_EXERCISE REQUIREMENTS:_ Repeat each record exactly as written, and drop any images.

(Dataset entries)
***

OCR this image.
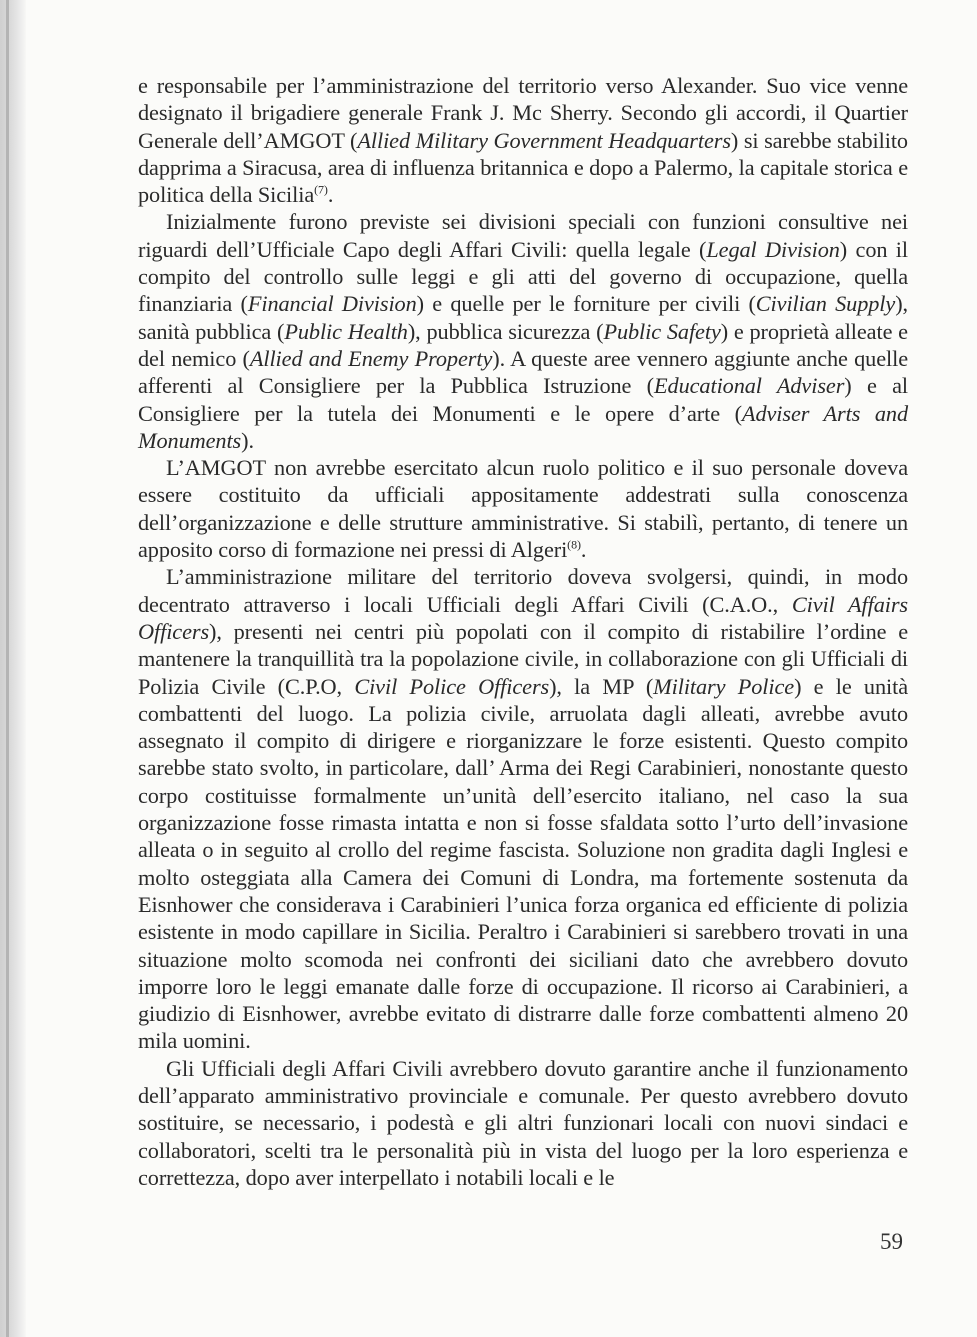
e responsabile per l’amministrazione del territorio verso Alexander. Suo vice venne designato il brigadiere generale Frank J. Mc Sherry. Secondo gli accordi, il Quartier Generale dell’AMGOT (Allied Military Government Headquarters) si sarebbe stabilito dapprima a Siracusa, area di influenza britannica e dopo a Palermo, la capitale storica e politica della Sicilia$^{(7)}$.

Inizialmente furono previste sei divisioni speciali con funzioni consultive nei riguardi dell’Ufficiale Capo degli Affari Civili: quella legale (Legal Division) con il compito del controllo sulle leggi e gli atti del governo di occupazione, quella finanziaria (Financial Division) e quelle per le forniture per civili (Civilian Supply), sanità pubblica (Public Health), pubblica sicurezza (Public Safety) e proprietà alleate e del nemico (Allied and Enemy Property). A queste aree vennero aggiunte anche quelle afferenti al Consigliere per la Pubblica Istruzione (Educational Adviser) e al Consigliere per la tutela dei Monumenti e le opere d’arte (Adviser Arts and Monuments).

L’AMGOT non avrebbe esercitato alcun ruolo politico e il suo personale doveva essere costituito da ufficiali appositamente addestrati sulla conoscenza dell’organizzazione e delle strutture amministrative. Si stabilì, pertanto, di tenere un apposito corso di formazione nei pressi di Algeri$^{(8)}$.

L’amministrazione militare del territorio doveva svolgersi, quindi, in modo decentrato attraverso i locali Ufficiali degli Affari Civili (C.A.O., Civil Affairs Officers), presenti nei centri più popolati con il compito di ristabilire l’ordine e mantenere la tranquillità tra la popolazione civile, in collaborazione con gli Ufficiali di Polizia Civile (C.P.O, Civil Police Officers), la MP (Military Police) e le unità combattenti del luogo. La polizia civile, arruolata dagli alleati, avrebbe avuto assegnato il compito di dirigere e riorganizzare le forze esistenti. Questo compito sarebbe stato svolto, in particolare, dall’ Arma dei Regi Carabinieri, nonostante questo corpo costituisse formalmente un’unità dell’esercito italiano, nel caso la sua organizzazione fosse rimasta intatta e non si fosse sfaldata sotto l’urto dell’invasione alleata o in seguito al crollo del regime fascista. Soluzione non gradita dagli Inglesi e molto osteggiata alla Camera dei Comuni di Londra, ma fortemente sostenuta da Eisnhower che considerava i Carabinieri l’unica forza organica ed efficiente di polizia esistente in modo capillare in Sicilia. Peraltro i Carabinieri si sarebbero trovati in una situazione molto scomoda nei confronti dei siciliani dato che avrebbero dovuto imporre loro le leggi emanate dalle forze di occupazione. Il ricorso ai Carabinieri, a giudizio di Eisnhower, avrebbe evitato di distrarre dalle forze combattenti almeno 20 mila uomini.

Gli Ufficiali degli Affari Civili avrebbero dovuto garantire anche il funzionamento dell’apparato amministrativo provinciale e comunale. Per questo avrebbero dovuto sostituire, se necessario, i podestà e gli altri funzionari locali con nuovi sindaci e collaboratori, scelti tra le personalità più in vista del luogo per la loro esperienza e correttezza, dopo aver interpellato i notabili locali e le

59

***

_WRITTEN SOLUTION:_
OCR this image.
e responsabile per l’amministrazione del territorio verso Alexander. Suo vice venne designato il brigadiere generale Frank J. Mc Sherry. Secondo gli accordi, il Quartier Generale dell’AMGOT (Allied Military Government Headquarters) si sarebbe stabilito dapprima a Siracusa, area di influenza britannica e dopo a Palermo, la capitale storica e politica della Sicilia$^{(7)}$.

Inizialmente furono previste sei divisioni speciali con funzioni consultive nei riguardi dell’Ufficiale Capo degli Affari Civili: quella legale (Legal Division) con il compito del controllo sulle leggi e gli atti del governo di occupazione, quella finanziaria (Financial Division) e quelle per le forniture per civili (Civilian Supply), sanità pubblica (Public Health), pubblica sicurezza (Public Safety) e proprietà alleate e del nemico (Allied and Enemy Property). A queste aree vennero aggiunte anche quelle afferenti al Consigliere per la Pubblica Istruzione (Educational Adviser) e al Consigliere per la tutela dei Monumenti e le opere d’arte (Adviser Arts and Monuments).

L’AMGOT non avrebbe esercitato alcun ruolo politico e il suo personale doveva essere costituito da ufficiali appositamente addestrati sulla conoscenza dell’organizzazione e delle strutture amministrative. Si stabilì, pertanto, di tenere un apposito corso di formazione nei pressi di Algeri$^{(8)}$.

L’amministrazione militare del territorio doveva svolgersi, quindi, in modo decentrato attraverso i locali Ufficiali degli Affari Civili (C.A.O., Civil Affairs Officers), presenti nei centri più popolati con il compito di ristabilire l’ordine e mantenere la tranquillità tra la popolazione civile, in collaborazione con gli Ufficiali di Polizia Civile (C.P.O, Civil Police Officers), la MP (Military Police) e le unità combattenti del luogo. La polizia civile, arruolata dagli alleati, avrebbe avuto assegnato il compito di dirigere e riorganizzare le forze esistenti. Questo compito sarebbe stato svolto, in particolare, dall’ Arma dei Regi Carabinieri, nonostante questo corpo costituisse formalmente un’unità dell’esercito italiano, nel caso la sua organizzazione fosse rimasta intatta e non si fosse sfaldata sotto l’urto dell’invasione alleata o in seguito al crollo del regime fascista. Soluzione non gradita dagli Inglesi e molto osteggiata alla Camera dei Comuni di Londra, ma fortemente sostenuta da Eisnhower che considerava i Carabinieri l’unica forza organica ed efficiente di polizia esistente in modo capillare in Sicilia. Peraltro i Carabinieri si sarebbero trovati in una situazione molto scomoda nei confronti dei siciliani dato che avrebbero dovuto imporre loro le leggi emanate dalle forze di occupazione. Il ricorso ai Carabinieri, a giudizio di Eisnhower, avrebbe evitato di distrarre dalle forze combattenti almeno 20 mila uomini.

Gli Ufficiali degli Affari Civili avrebbero dovuto garantire anche il funzionamento dell’apparato amministrativo provinciale e comunale. Per questo avrebbero dovuto sostituire, se necessario, i podestà e gli altri funzionari locali con nuovi sindaci e collaboratori, scelti tra le personalità più in vista del luogo per la loro esperienza e correttezza, dopo aver interpellato i notabili locali e le

59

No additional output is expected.